Do this: In the entries below, find the lines with the word "SFINCS" and copy them.

Data rows:
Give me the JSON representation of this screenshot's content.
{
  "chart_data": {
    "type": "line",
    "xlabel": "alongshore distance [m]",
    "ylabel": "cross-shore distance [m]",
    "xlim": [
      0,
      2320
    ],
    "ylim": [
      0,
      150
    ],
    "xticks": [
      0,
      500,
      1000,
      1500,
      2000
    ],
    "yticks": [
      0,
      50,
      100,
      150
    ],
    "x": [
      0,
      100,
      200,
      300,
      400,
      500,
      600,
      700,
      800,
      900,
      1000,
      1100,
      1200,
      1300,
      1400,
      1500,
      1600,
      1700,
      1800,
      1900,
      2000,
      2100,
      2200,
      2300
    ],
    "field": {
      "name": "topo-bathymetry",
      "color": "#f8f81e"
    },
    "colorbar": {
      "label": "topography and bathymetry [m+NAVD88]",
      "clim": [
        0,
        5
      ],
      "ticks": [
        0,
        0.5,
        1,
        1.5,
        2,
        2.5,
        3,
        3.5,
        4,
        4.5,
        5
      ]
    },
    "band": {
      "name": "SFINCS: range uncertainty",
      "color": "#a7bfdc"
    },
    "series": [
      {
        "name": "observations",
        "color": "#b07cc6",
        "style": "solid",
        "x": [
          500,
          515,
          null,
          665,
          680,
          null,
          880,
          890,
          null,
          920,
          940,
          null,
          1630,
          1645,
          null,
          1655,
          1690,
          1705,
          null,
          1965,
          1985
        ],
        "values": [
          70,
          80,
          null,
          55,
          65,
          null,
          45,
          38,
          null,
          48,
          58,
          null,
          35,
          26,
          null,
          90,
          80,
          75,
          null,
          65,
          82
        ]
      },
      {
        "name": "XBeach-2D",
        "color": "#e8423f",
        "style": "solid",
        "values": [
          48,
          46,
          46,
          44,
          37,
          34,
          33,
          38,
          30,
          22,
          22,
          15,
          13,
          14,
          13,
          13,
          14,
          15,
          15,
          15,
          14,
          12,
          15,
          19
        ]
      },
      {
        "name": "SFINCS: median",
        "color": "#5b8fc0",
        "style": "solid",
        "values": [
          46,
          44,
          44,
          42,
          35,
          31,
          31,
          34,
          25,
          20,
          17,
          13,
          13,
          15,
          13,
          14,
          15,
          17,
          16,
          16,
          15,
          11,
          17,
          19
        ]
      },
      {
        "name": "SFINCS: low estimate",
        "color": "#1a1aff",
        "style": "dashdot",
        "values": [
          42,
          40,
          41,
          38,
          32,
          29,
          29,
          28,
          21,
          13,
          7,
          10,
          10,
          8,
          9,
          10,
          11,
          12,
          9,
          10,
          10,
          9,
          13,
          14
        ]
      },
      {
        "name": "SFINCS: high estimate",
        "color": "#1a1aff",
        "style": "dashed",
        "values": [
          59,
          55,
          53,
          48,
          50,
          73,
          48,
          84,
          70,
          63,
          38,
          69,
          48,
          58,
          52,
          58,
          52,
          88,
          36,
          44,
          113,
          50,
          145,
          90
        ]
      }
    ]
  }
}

Exercise answer:
      "name": "SFINCS: range uncertainty",
        "name": "SFINCS: median",
        "name": "SFINCS: low estimate",
        "name": "SFINCS: high estimate",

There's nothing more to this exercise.